··· 提供された抜粋

説明

パーマネントウェーブ処理方法およびパーマネントウェーブ用中間処理剤

【課題】毛髪の損傷の低減、手触り感を向上させつつパーマネントウェーブを効果的に形成することのできるパーマネントウェーブ処理方法、およびこうした処理方法に用いるパーマネントウェーブ用中間処理剤を提供する。
【解決手段】本発明のパーマネントウェーブ処理方法は、パーマネントウェーブ第1剤で毛髪を処理した後、中間酸リンス剤で処理するに先立ち、下記の(a)および(b)を配合したパーマネントウェーブ用中間処理剤を毛髪に塗布して処理する。
(a)平均分子量25000〜35000の加水分解ケラチン、
(b)羊毛またはヒト毛髪から分離・精製されるゲル濾過カラムクロマトグラフィによる平均分子量測定値が11000の蛋白質および9700の蛋白質を含有する分子量8000〜12000の蛋白質組成物。

【発明の詳細な説明】
【技術分野】
【0001】
本発明は、毛髪にパーマネントウェーブを形成する処理方法、およびこうした処理方法を実施するに際して用いる中間処理剤に関するものであり、特に毛髪の損傷の低減、手触り感を向上させつつパーマネントウェーブを効果的に形成することのできるパーマネントウェーブ処理方法、およびこうした処理方法に用いるパーマネントウェーブ用中間処理剤に関するものである。
【背景技術】
【0002】
毛髪の理・美容処理としては、パーマネントウェーブ処理、ヘアカラー処理、ブリーチ処理(脱色処理)等、化学反応を伴う様々な処理が行われている。このうちパーマネントウェーブ処理は、(1)還元剤を主成分として含むアルカリ性溶液をパーマネントウェーブ第1剤として毛髪に塗布し、所望のウェーブを得るためにロッド等に巻きつけて一定時間放置するか、或は(2)毛髪に水等を塗布してロッド等に巻きつけた後、パーマネントウェーブ第1剤を塗布して一定時間放置し、毛髪中のケラチンのジスルフィド結合を開裂させる。その後、臭素酸ナトリウム、過酸化水素等の酸化剤を主成分とするパーマネントウェーブ第2剤により、新たな位置でジスルフィド結合を再結合させ、ウェーブを固定化させるものである。この処理は、処理前の毛髪とは異なる半永久的なウェーブ状の変形を得る方法である(例えば、非特許文献1、2)。

······

> **作業指示**
1. 記録の中から「shafts」という語を含む行をすべて選び、そのまま書き写してください。
2. パーマ処理の文章を、最後の文の次から書き足してください。
パーマ処理の文章と記録は、それぞれ別の資料です。

··· 抜粋データ

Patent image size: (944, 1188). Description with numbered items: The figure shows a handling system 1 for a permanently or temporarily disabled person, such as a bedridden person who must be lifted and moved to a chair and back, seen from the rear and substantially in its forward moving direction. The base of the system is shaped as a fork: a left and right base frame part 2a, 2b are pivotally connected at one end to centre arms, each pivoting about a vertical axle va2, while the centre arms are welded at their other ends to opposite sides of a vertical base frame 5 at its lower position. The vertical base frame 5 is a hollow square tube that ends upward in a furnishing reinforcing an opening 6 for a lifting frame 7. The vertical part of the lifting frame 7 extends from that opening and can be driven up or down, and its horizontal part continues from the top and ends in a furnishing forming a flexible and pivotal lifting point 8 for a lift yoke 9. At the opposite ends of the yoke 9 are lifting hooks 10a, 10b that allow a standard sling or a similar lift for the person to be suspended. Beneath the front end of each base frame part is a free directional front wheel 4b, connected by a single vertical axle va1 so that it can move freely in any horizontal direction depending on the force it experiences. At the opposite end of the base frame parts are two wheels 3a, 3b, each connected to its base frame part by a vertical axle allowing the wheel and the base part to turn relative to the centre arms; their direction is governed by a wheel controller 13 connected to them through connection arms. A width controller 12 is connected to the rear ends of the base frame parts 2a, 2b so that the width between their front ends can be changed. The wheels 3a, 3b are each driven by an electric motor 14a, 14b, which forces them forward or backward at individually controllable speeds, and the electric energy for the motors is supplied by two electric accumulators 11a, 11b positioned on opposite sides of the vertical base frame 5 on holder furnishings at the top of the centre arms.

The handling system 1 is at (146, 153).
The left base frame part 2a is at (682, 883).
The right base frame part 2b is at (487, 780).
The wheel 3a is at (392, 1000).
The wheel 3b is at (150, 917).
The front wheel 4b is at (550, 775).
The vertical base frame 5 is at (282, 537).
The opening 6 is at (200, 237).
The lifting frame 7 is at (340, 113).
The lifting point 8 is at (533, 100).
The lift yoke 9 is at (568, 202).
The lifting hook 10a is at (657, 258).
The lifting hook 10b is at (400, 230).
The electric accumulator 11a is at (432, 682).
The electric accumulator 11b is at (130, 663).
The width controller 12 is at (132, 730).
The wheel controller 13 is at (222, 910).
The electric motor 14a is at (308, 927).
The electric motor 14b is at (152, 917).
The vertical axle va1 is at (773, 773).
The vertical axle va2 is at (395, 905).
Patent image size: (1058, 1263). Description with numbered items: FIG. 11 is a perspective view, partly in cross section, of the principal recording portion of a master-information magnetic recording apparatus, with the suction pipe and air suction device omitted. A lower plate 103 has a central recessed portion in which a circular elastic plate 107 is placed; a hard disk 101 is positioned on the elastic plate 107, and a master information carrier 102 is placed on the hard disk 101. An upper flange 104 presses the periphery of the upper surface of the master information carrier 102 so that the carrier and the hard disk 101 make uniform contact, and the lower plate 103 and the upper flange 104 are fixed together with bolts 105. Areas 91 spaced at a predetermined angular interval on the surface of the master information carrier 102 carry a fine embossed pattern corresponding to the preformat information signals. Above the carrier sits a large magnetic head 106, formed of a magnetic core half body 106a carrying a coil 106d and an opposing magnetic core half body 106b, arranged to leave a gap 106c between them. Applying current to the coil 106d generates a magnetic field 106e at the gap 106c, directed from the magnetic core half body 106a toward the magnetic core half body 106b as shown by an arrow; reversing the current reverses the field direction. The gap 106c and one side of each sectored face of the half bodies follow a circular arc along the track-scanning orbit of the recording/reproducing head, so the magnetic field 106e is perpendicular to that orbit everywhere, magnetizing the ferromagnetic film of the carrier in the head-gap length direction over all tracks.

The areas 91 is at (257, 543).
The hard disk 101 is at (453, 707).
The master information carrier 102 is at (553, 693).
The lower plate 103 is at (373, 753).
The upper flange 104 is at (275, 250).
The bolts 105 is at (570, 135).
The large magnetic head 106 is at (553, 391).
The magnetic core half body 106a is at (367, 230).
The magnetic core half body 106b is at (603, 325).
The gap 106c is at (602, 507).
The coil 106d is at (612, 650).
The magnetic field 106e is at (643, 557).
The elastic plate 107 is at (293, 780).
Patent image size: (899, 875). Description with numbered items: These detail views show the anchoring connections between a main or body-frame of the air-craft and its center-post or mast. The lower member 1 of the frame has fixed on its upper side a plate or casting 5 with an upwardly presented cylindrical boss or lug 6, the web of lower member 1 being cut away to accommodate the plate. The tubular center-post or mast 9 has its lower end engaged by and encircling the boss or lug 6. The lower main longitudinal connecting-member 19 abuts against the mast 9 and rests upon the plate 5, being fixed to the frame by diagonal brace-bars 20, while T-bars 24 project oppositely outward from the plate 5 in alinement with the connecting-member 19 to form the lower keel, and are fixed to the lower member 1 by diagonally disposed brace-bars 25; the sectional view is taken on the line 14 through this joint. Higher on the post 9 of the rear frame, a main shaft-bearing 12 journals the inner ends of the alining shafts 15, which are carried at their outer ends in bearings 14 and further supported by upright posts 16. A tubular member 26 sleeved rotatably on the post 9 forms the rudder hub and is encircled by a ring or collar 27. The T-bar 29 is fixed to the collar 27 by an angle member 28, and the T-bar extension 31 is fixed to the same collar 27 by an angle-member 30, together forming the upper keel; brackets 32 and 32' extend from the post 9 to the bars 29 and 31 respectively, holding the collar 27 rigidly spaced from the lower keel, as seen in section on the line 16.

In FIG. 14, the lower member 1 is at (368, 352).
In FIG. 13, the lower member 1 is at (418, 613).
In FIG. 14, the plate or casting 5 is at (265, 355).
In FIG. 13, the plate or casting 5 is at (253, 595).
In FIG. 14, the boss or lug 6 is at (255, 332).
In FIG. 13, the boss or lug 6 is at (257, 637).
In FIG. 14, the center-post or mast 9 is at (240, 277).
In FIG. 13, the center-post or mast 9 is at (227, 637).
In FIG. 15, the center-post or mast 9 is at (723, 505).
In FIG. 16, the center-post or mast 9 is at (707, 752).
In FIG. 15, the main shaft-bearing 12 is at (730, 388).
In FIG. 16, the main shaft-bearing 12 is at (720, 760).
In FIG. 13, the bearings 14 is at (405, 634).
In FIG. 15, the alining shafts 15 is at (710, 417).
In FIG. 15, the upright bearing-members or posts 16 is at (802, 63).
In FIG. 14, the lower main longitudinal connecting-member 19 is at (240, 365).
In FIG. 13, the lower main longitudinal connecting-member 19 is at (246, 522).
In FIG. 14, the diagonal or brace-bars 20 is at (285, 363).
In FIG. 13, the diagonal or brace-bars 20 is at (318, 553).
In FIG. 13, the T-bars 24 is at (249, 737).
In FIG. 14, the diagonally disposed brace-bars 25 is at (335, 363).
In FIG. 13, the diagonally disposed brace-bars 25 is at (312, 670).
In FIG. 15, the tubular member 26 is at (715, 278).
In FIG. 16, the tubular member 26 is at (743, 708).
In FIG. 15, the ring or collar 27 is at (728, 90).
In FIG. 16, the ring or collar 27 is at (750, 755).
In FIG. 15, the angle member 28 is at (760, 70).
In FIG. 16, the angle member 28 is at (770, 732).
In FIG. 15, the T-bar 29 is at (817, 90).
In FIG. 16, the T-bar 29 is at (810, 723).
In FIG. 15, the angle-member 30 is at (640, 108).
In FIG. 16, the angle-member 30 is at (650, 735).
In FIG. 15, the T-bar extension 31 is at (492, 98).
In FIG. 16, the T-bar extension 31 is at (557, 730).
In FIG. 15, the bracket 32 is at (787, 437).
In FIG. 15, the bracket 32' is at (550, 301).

······

> **作業の回答**
1.
Patent image size: (899, 875). Description with numbered items: These detail views show the anchoring connections between a main or body-frame of the air-craft and its center-post or mast. The lower member 1 of the frame has fixed on its upper side a plate or casting 5 with an upwardly presented cylindrical boss or lug 6, the web of lower member 1 being cut away to accommodate the plate. The tubular center-post or mast 9 has its lower end engaged by and encircling the boss or lug 6. The lower main longitudinal connecting-member 19 abuts against the mast 9 and rests upon the plate 5, being fixed to the frame by diagonal brace-bars 20, while T-bars 24 project oppositely outward from the plate 5 in alinement with the connecting-member 19 to form the lower keel, and are fixed to the lower member 1 by diagonally disposed brace-bars 25; the sectional view is taken on the line 14 through this joint. Higher on the post 9 of the rear frame, a main shaft-bearing 12 journals the inner ends of the alining shafts 15, which are carried at their outer ends in bearings 14 and further supported by upright posts 16. A tubular member 26 sleeved rotatably on the post 9 forms the rudder hub and is encircled by a ring or collar 27. The T-bar 29 is fixed to the collar 27 by an angle member 28, and the T-bar extension 31 is fixed to the same collar 27 by an angle-member 30, together forming the upper keel; brackets 32 and 32' extend from the post 9 to the bars 29 and 31 respectively, holding the collar 27 rigidly spaced from the lower keel, as seen in section on the line 16.
In FIG. 15, the alining shafts 15 is at (710, 417).

2.
【0003】
近年、ヘアカラーブームもあり、ブリーチ処理またはブリーチを伴うカラー処理の頻度が増加してきている。このブリーチ処理は、過酸化水素によって毛髪中のメラニン色素を分解することによって、毛髪の脱色を行うものであり、還元および酸化過程を経るパーマネントウェーブ処理とは毛髪に与える損傷の性質が異なるものである。
【0004】
上記のようなパーマネントウェーブ処理、ヘアカラー処理、ブリーチ処理等の化学反応を伴う様々な処理は、繰り返して行われることになるが、それにつれて毛髪の損傷が激しくなり、パーマネントウェーブ処理によるウェーブ形成が困難になってくるのが実状である。実際のところ、理・美容室では明るく脱色された毛髪へ更にヘアカラー処理をする習慣が広がっており、パーマネントウェーブ処理においては目的とするウェーブが得られないうえ、パーマネントウェーブ第1剤のアルカリ剤と還元剤の作用により毛髪の損傷だけが進行してしまうという問題がある。
【0005】
最近では、パーマネントウェーブ処理によるウェーブ形成力を向上させ、且つ持続力をも高めるために、通電により加熱可能なロッドを用いたパーマネントウェーブ処理方法として、パーマネントウェーブ第1剤で処理した後、水洗した毛髪の水分を軽く拭き取り、上記ロッドに毛髪を巻き付け、ロッドを加熱して80〜140℃程度で30分間ほど放置し、その後パーマネントウェーブ第2剤によって処理する方法が提案されている(例えば、特許文献1)。
【0006】
上記のような方法に対応した機器として、内部に発熱装置を備えたロッドを用いたパーマネントウェーブ処理方法も各種提案されている。その一つとして、前処理した毛髪を上記ロッドに巻き付けた後、パーマネントウェーブ第1剤を塗布し、続いてロッドを発熱させて毛髪を加熱し、加熱終了後にパーマネントウェーブ第2剤による処理を行う処理方法である(例えば、特許文献2)。他の方法として、毛髪を非巻回の状態で、パーマネントウェーブ第1剤で処理を行い、軟化した毛髪を水洗した後、上記ロッドに巻き付け、ロッドを発熱させて毛髪を加熱し、加熱終了後、毛髪をロッドから外すと共に、パーマネントウェーブ第2剤による処理を行うものである(例えば、特許文献3)。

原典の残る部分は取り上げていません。